Restate all of the records below exactly. Do not carry over any image.

[Data excerpts Boundary: Start]

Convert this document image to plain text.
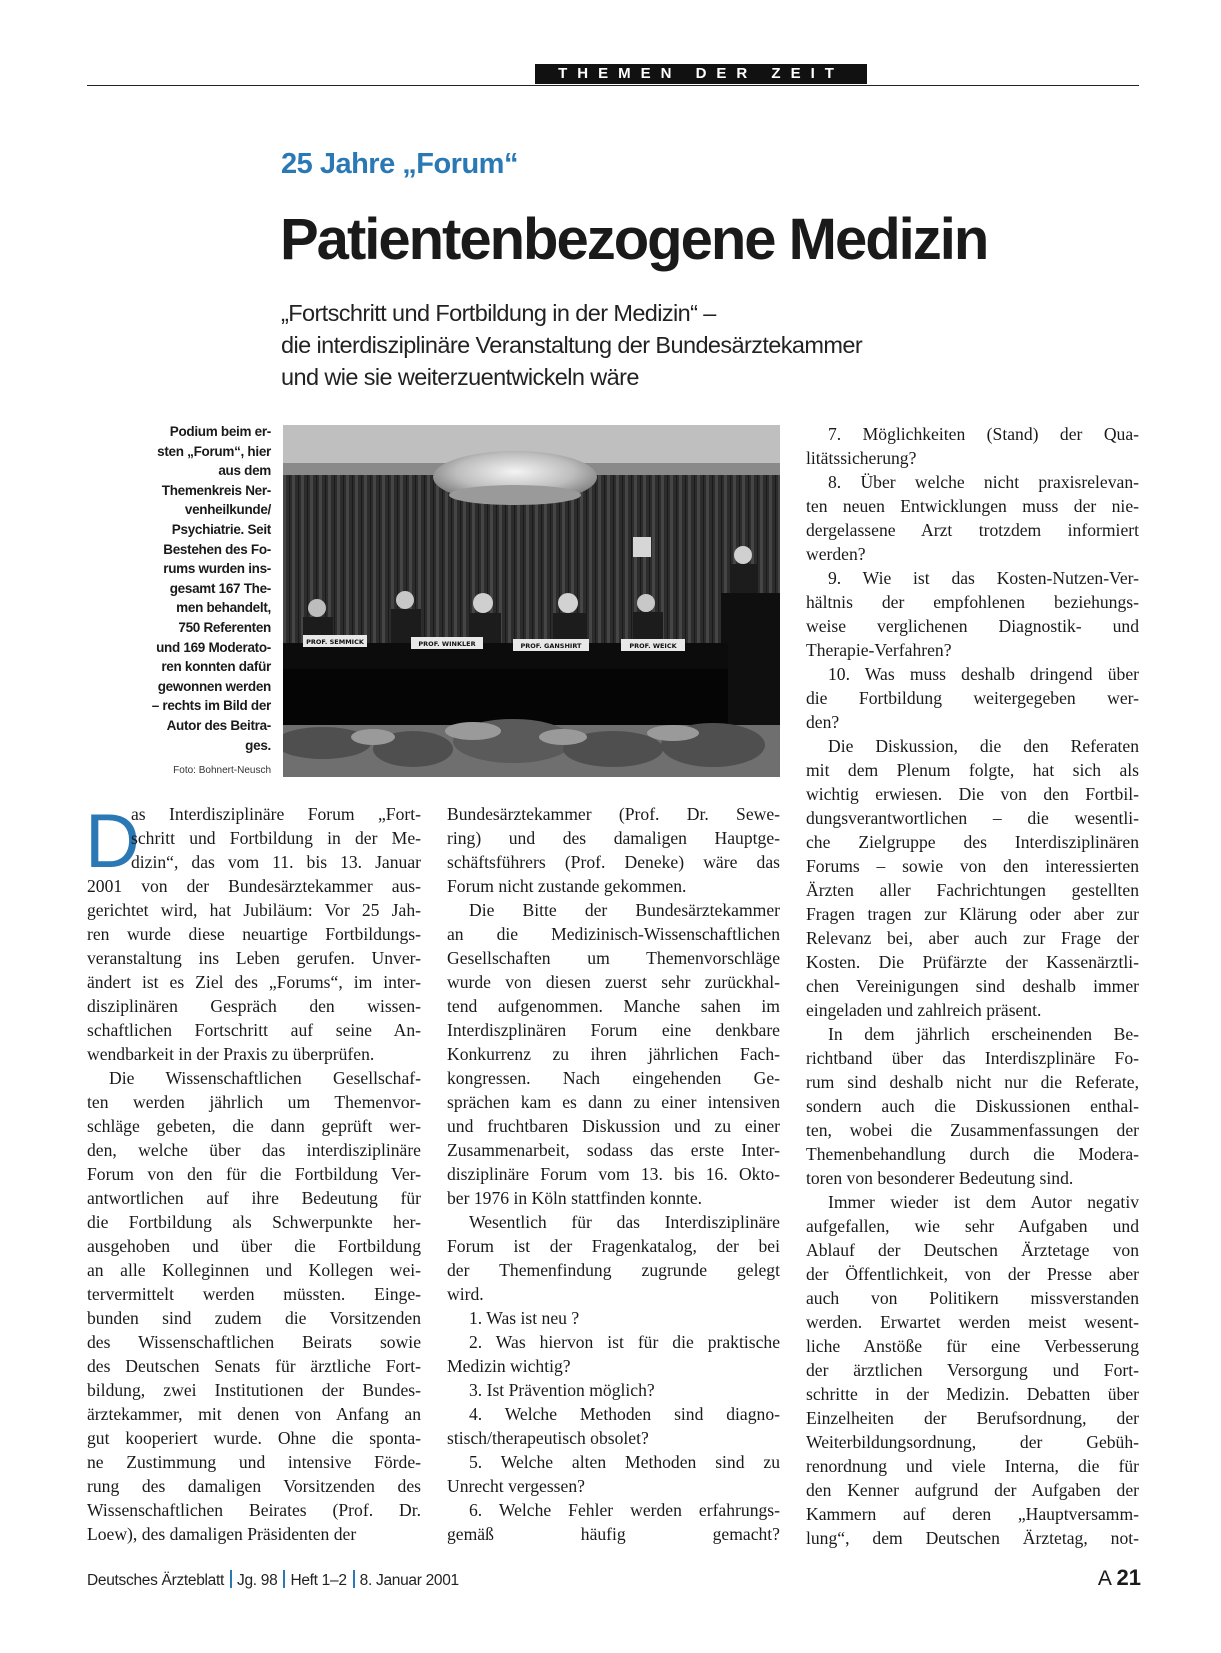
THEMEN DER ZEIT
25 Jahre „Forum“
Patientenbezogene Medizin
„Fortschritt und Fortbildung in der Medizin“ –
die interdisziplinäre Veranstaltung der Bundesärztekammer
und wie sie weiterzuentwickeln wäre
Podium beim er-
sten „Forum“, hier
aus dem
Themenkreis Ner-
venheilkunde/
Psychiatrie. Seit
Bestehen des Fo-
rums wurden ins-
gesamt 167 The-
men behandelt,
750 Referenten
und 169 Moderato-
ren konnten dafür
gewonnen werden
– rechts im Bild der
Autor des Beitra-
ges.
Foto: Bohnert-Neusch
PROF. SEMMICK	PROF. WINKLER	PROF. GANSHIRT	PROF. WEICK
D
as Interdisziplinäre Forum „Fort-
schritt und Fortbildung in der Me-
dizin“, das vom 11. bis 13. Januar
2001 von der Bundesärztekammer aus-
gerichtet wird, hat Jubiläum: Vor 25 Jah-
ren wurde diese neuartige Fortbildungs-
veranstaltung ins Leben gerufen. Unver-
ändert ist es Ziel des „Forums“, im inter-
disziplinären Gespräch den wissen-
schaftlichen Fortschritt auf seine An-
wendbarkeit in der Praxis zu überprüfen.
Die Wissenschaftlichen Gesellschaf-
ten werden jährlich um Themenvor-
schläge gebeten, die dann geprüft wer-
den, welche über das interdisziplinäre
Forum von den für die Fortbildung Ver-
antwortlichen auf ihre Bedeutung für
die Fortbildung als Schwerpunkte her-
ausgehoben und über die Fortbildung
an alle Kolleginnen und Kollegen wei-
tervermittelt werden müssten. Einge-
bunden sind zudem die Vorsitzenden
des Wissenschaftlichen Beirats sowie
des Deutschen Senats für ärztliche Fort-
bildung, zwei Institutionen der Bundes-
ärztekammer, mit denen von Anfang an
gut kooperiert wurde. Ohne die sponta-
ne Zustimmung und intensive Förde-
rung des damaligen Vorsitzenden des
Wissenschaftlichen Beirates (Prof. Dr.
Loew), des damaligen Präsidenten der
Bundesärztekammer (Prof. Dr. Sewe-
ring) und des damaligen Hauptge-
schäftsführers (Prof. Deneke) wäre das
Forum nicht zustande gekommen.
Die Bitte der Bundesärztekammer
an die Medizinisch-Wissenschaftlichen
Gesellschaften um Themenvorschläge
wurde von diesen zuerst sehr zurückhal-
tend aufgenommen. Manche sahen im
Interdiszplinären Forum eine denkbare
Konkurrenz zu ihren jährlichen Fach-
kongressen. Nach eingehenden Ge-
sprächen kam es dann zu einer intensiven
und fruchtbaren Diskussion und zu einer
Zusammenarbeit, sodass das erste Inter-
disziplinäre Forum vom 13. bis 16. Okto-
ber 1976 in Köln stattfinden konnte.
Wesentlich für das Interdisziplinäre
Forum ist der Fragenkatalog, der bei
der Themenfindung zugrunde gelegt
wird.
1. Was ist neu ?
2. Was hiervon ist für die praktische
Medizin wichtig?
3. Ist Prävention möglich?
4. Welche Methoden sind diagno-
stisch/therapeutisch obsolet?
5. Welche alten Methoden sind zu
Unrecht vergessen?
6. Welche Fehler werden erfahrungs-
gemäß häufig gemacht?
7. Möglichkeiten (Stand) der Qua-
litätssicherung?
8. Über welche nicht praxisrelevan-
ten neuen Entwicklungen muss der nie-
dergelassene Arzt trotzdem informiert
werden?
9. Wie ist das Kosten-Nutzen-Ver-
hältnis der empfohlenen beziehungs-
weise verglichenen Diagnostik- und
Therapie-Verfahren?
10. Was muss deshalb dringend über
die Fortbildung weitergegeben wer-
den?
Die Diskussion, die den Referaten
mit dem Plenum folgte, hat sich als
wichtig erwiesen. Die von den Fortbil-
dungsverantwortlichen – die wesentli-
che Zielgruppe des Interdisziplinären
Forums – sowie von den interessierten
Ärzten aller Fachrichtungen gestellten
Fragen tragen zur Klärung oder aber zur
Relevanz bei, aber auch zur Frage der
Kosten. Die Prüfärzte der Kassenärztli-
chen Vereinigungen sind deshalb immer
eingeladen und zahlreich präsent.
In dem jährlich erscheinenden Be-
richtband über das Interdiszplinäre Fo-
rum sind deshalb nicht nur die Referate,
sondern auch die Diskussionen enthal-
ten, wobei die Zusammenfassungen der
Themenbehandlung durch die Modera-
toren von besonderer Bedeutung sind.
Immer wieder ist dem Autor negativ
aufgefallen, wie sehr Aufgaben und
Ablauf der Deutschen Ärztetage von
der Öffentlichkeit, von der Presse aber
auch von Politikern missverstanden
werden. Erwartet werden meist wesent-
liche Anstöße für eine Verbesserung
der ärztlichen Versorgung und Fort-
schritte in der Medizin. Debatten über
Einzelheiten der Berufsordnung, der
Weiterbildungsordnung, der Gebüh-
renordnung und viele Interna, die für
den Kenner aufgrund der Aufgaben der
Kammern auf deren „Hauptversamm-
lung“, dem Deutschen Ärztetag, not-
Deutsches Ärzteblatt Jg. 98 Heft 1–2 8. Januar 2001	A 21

[Data excerpts Boundary: End]

# Output
Convert this document image to plain text.
THEMEN DER ZEIT
25 Jahre „Forum“
Patientenbezogene Medizin
„Fortschritt und Fortbildung in der Medizin“ –
die interdisziplinäre Veranstaltung der Bundesärztekammer
und wie sie weiterzuentwickeln wäre
Podium beim er-
sten „Forum“, hier
aus dem
Themenkreis Ner-
venheilkunde/
Psychiatrie. Seit
Bestehen des Fo-
rums wurden ins-
gesamt 167 The-
men behandelt,
750 Referenten
und 169 Moderato-
ren konnten dafür
gewonnen werden
– rechts im Bild der
Autor des Beitra-
ges.
Foto: Bohnert-Neusch
PROF. SEMMICK	PROF. WINKLER	PROF. GANSHIRT	PROF. WEICK
D
as Interdisziplinäre Forum „Fort-
schritt und Fortbildung in der Me-
dizin“, das vom 11. bis 13. Januar
2001 von der Bundesärztekammer aus-
gerichtet wird, hat Jubiläum: Vor 25 Jah-
ren wurde diese neuartige Fortbildungs-
veranstaltung ins Leben gerufen. Unver-
ändert ist es Ziel des „Forums“, im inter-
disziplinären Gespräch den wissen-
schaftlichen Fortschritt auf seine An-
wendbarkeit in der Praxis zu überprüfen.
Die Wissenschaftlichen Gesellschaf-
ten werden jährlich um Themenvor-
schläge gebeten, die dann geprüft wer-
den, welche über das interdisziplinäre
Forum von den für die Fortbildung Ver-
antwortlichen auf ihre Bedeutung für
die Fortbildung als Schwerpunkte her-
ausgehoben und über die Fortbildung
an alle Kolleginnen und Kollegen wei-
tervermittelt werden müssten. Einge-
bunden sind zudem die Vorsitzenden
des Wissenschaftlichen Beirats sowie
des Deutschen Senats für ärztliche Fort-
bildung, zwei Institutionen der Bundes-
ärztekammer, mit denen von Anfang an
gut kooperiert wurde. Ohne die sponta-
ne Zustimmung und intensive Förde-
rung des damaligen Vorsitzenden des
Wissenschaftlichen Beirates (Prof. Dr.
Loew), des damaligen Präsidenten der
Bundesärztekammer (Prof. Dr. Sewe-
ring) und des damaligen Hauptge-
schäftsführers (Prof. Deneke) wäre das
Forum nicht zustande gekommen.
Die Bitte der Bundesärztekammer
an die Medizinisch-Wissenschaftlichen
Gesellschaften um Themenvorschläge
wurde von diesen zuerst sehr zurückhal-
tend aufgenommen. Manche sahen im
Interdiszplinären Forum eine denkbare
Konkurrenz zu ihren jährlichen Fach-
kongressen. Nach eingehenden Ge-
sprächen kam es dann zu einer intensiven
und fruchtbaren Diskussion und zu einer
Zusammenarbeit, sodass das erste Inter-
disziplinäre Forum vom 13. bis 16. Okto-
ber 1976 in Köln stattfinden konnte.
Wesentlich für das Interdisziplinäre
Forum ist der Fragenkatalog, der bei
der Themenfindung zugrunde gelegt
wird.
1. Was ist neu ?
2. Was hiervon ist für die praktische
Medizin wichtig?
3. Ist Prävention möglich?
4. Welche Methoden sind diagno-
stisch/therapeutisch obsolet?
5. Welche alten Methoden sind zu
Unrecht vergessen?
6. Welche Fehler werden erfahrungs-
gemäß häufig gemacht?
7. Möglichkeiten (Stand) der Qua-
litätssicherung?
8. Über welche nicht praxisrelevan-
ten neuen Entwicklungen muss der nie-
dergelassene Arzt trotzdem informiert
werden?
9. Wie ist das Kosten-Nutzen-Ver-
hältnis der empfohlenen beziehungs-
weise verglichenen Diagnostik- und
Therapie-Verfahren?
10. Was muss deshalb dringend über
die Fortbildung weitergegeben wer-
den?
Die Diskussion, die den Referaten
mit dem Plenum folgte, hat sich als
wichtig erwiesen. Die von den Fortbil-
dungsverantwortlichen – die wesentli-
che Zielgruppe des Interdisziplinären
Forums – sowie von den interessierten
Ärzten aller Fachrichtungen gestellten
Fragen tragen zur Klärung oder aber zur
Relevanz bei, aber auch zur Frage der
Kosten. Die Prüfärzte der Kassenärztli-
chen Vereinigungen sind deshalb immer
eingeladen und zahlreich präsent.
In dem jährlich erscheinenden Be-
richtband über das Interdiszplinäre Fo-
rum sind deshalb nicht nur die Referate,
sondern auch die Diskussionen enthal-
ten, wobei die Zusammenfassungen der
Themenbehandlung durch die Modera-
toren von besonderer Bedeutung sind.
Immer wieder ist dem Autor negativ
aufgefallen, wie sehr Aufgaben und
Ablauf der Deutschen Ärztetage von
der Öffentlichkeit, von der Presse aber
auch von Politikern missverstanden
werden. Erwartet werden meist wesent-
liche Anstöße für eine Verbesserung
der ärztlichen Versorgung und Fort-
schritte in der Medizin. Debatten über
Einzelheiten der Berufsordnung, der
Weiterbildungsordnung, der Gebüh-
renordnung und viele Interna, die für
den Kenner aufgrund der Aufgaben der
Kammern auf deren „Hauptversamm-
lung“, dem Deutschen Ärztetag, not-
Deutsches Ärzteblatt Jg. 98 Heft 1–2 8. Januar 2001	A 21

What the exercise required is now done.